### SHORT TASK
Lines containing the string "regarding" are to be counted; report only how many there are.

### DATA TO USE
--------------------------------

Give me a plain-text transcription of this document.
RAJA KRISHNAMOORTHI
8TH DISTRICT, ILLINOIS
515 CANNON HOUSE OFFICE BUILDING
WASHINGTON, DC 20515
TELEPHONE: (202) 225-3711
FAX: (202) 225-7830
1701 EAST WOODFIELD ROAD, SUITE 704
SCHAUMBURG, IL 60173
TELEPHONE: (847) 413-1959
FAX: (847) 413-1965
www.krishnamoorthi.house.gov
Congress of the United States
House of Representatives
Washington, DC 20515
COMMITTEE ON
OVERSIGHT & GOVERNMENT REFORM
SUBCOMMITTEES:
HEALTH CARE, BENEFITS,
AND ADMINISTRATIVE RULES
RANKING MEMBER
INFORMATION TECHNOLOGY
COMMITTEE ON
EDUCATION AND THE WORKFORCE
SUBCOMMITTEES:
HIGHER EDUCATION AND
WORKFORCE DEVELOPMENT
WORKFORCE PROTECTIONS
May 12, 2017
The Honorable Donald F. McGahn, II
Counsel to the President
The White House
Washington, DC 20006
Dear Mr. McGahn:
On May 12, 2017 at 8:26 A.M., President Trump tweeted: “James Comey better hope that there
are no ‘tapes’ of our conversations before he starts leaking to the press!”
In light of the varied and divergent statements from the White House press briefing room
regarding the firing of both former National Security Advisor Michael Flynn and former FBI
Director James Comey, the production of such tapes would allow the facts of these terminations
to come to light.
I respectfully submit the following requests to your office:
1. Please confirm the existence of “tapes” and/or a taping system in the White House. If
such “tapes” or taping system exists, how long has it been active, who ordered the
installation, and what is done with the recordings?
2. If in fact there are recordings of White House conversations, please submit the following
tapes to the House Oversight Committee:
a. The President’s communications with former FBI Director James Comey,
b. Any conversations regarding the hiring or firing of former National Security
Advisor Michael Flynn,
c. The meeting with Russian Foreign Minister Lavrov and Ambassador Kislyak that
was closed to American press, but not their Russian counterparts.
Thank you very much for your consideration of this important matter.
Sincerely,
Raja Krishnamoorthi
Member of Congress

--------------------------------

### TASK RESPONSE
2